GOAL — Look for the string "深圳证券交易所创业板股票上市规则" in every line, and copy each line that has it.

** BEGIN **

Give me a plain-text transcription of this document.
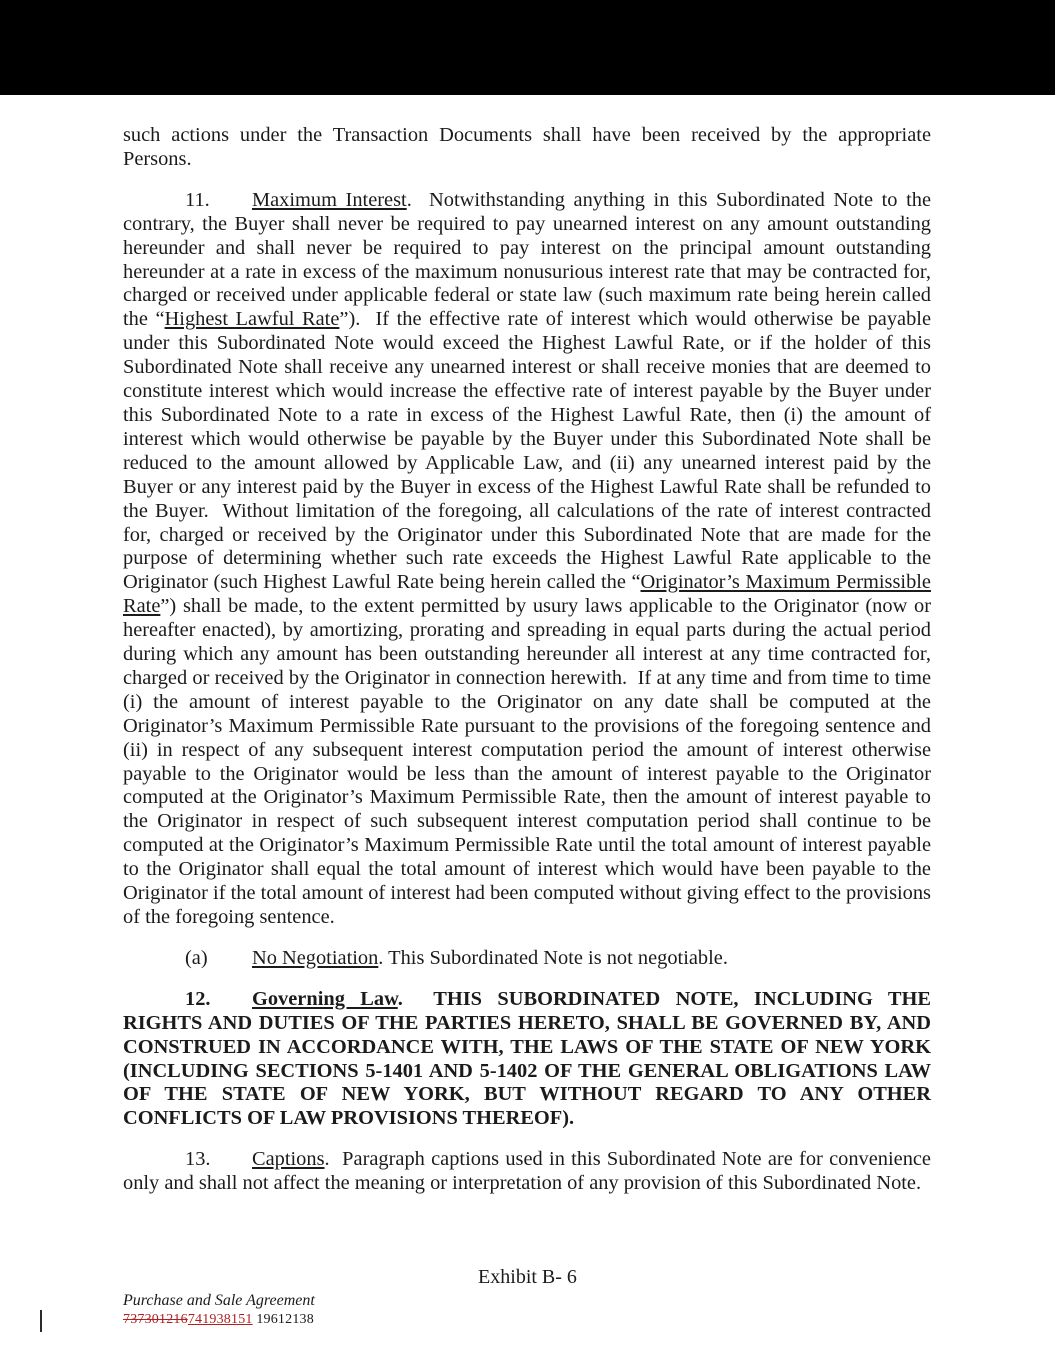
such actions under the Transaction Documents shall have been received by the appropriate Persons.

11. Maximum Interest.  Notwithstanding anything in this Subordinated Note to the contrary, the Buyer shall never be required to pay unearned interest on any amount outstanding hereunder and shall never be required to pay interest on the principal amount outstanding hereunder at a rate in excess of the maximum nonusurious interest rate that may be contracted for, charged or received under applicable federal or state law (such maximum rate being herein called the “Highest Lawful Rate”).  If the effective rate of interest which would otherwise be payable under this Subordinated Note would exceed the Highest Lawful Rate, or if the holder of this Subordinated Note shall receive any unearned interest or shall receive monies that are deemed to constitute interest which would increase the effective rate of interest payable by the Buyer under this Subordinated Note to a rate in excess of the Highest Lawful Rate, then (i) the amount of interest which would otherwise be payable by the Buyer under this Subordinated Note shall be reduced to the amount allowed by Applicable Law, and (ii) any unearned interest paid by the Buyer or any interest paid by the Buyer in excess of the Highest Lawful Rate shall be refunded to the Buyer.  Without limitation of the foregoing, all calculations of the rate of interest contracted for, charged or received by the Originator under this Subordinated Note that are made for the purpose of determining whether such rate exceeds the Highest Lawful Rate applicable to the Originator (such Highest Lawful Rate being herein called the “Originator’s Maximum Permissible Rate”) shall be made, to the extent permitted by usury laws applicable to the Originator (now or hereafter enacted), by amortizing, prorating and spreading in equal parts during the actual period during which any amount has been outstanding hereunder all interest at any time contracted for, charged or received by the Originator in connection herewith.  If at any time and from time to time (i) the amount of interest payable to the Originator on any date shall be computed at the Originator’s Maximum Permissible Rate pursuant to the provisions of the foregoing sentence and (ii) in respect of any subsequent interest computation period the amount of interest otherwise payable to the Originator would be less than the amount of interest payable to the Originator computed at the Originator’s Maximum Permissible Rate, then the amount of interest payable to the Originator in respect of such subsequent interest computation period shall continue to be computed at the Originator’s Maximum Permissible Rate until the total amount of interest payable to the Originator shall equal the total amount of interest which would have been payable to the Originator if the total amount of interest had been computed without giving effect to the provisions of the foregoing sentence.

(a) No Negotiation. This Subordinated Note is not negotiable.

12. Governing Law.  THIS SUBORDINATED NOTE, INCLUDING THE RIGHTS AND DUTIES OF THE PARTIES HERETO, SHALL BE GOVERNED BY, AND CONSTRUED IN ACCORDANCE WITH, THE LAWS OF THE STATE OF NEW YORK (INCLUDING SECTIONS 5-1401 AND 5-1402 OF THE GENERAL OBLIGATIONS LAW OF THE STATE OF NEW YORK, BUT WITHOUT REGARD TO ANY OTHER CONFLICTS OF LAW PROVISIONS THEREOF).

13. Captions.  Paragraph captions used in this Subordinated Note are for convenience only and shall not affect the meaning or interpretation of any provision of this Subordinated Note.

Exhibit B- 6
Purchase and Sale Agreement
737301216741938151 19612138
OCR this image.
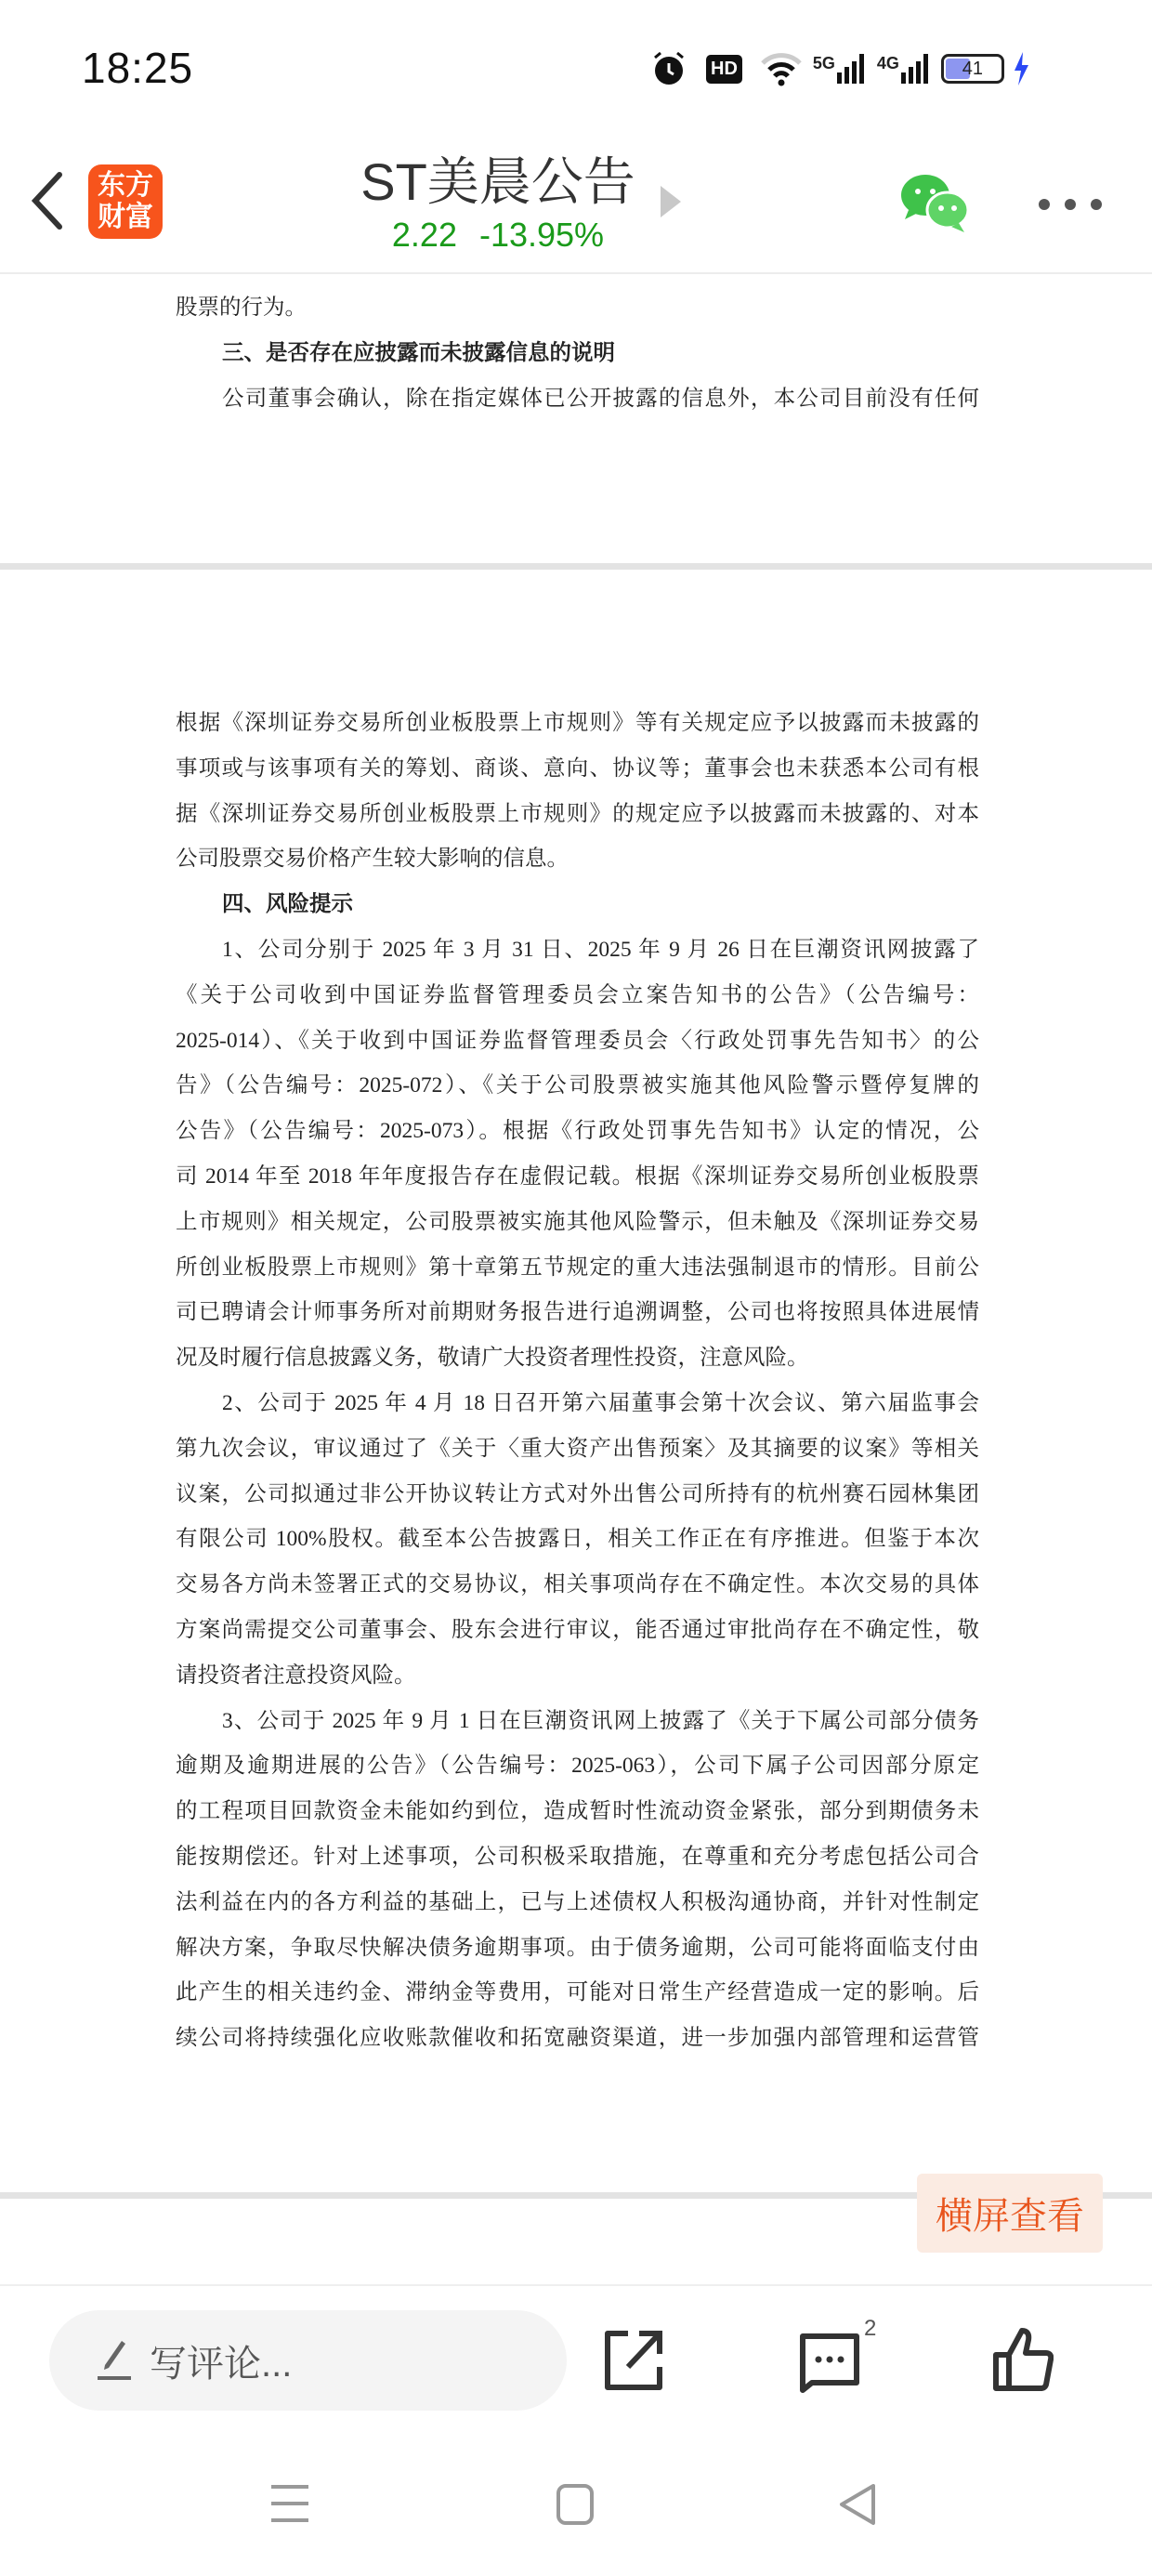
18:25	HD	5G	4G	41
东方
财富
ST美晨公告
2.22 -13.95%
股票的行为。
三、是否存在应披露而未披露信息的说明
公司董事会确认，除在指定媒体已公开披露的信息外，本公司目前没有任何
根据《深圳证券交易所创业板股票上市规则》等有关规定应予以披露而未披露的
事项或与该事项有关的筹划、商谈、意向、协议等；董事会也未获悉本公司有根
据《深圳证券交易所创业板股票上市规则》的规定应予以披露而未披露的、对本
公司股票交易价格产生较大影响的信息。
四、风险提示
1、公司分别于 2025 年 3 月 31 日、2025 年 9 月 26 日在巨潮资讯网披露了
《关于公司收到中国证券监督管理委员会立案告知书的公告》（公告编号：
2025-014）、《关于收到中国证券监督管理委员会〈行政处罚事先告知书〉的公
告》（公告编号：2025-072）、《关于公司股票被实施其他风险警示暨停复牌的
公告》（公告编号：2025-073）。根据《行政处罚事先告知书》认定的情况，公
司 2014 年至 2018 年年度报告存在虚假记载。根据《深圳证券交易所创业板股票
上市规则》相关规定，公司股票被实施其他风险警示，但未触及《深圳证券交易
所创业板股票上市规则》第十章第五节规定的重大违法强制退市的情形。目前公
司已聘请会计师事务所对前期财务报告进行追溯调整，公司也将按照具体进展情
况及时履行信息披露义务，敬请广大投资者理性投资，注意风险。
2、公司于 2025 年 4 月 18 日召开第六届董事会第十次会议、第六届监事会
第九次会议，审议通过了《关于〈重大资产出售预案〉及其摘要的议案》等相关
议案，公司拟通过非公开协议转让方式对外出售公司所持有的杭州赛石园林集团
有限公司 100%股权。截至本公告披露日，相关工作正在有序推进。但鉴于本次
交易各方尚未签署正式的交易协议，相关事项尚存在不确定性。本次交易的具体
方案尚需提交公司董事会、股东会进行审议，能否通过审批尚存在不确定性，敬
请投资者注意投资风险。
3、公司于 2025 年 9 月 1 日在巨潮资讯网上披露了《关于下属公司部分债务
逾期及逾期进展的公告》（公告编号：2025-063），公司下属子公司因部分原定
的工程项目回款资金未能如约到位，造成暂时性流动资金紧张，部分到期债务未
能按期偿还。针对上述事项，公司积极采取措施，在尊重和充分考虑包括公司合
法利益在内的各方利益的基础上，已与上述债权人积极沟通协商，并针对性制定
解决方案，争取尽快解决债务逾期事项。由于债务逾期，公司可能将面临支付由
此产生的相关违约金、滞纳金等费用，可能对日常生产经营造成一定的影响。后
续公司将持续强化应收账款催收和拓宽融资渠道，进一步加强内部管理和运营管
横屏查看
写评论...
2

** END **

SOLUTION FOR THIS PROBLEM —
根据《深圳证券交易所创业板股票上市规则》等有关规定应予以披露而未披露的
据《深圳证券交易所创业板股票上市规则》的规定应予以披露而未披露的、对本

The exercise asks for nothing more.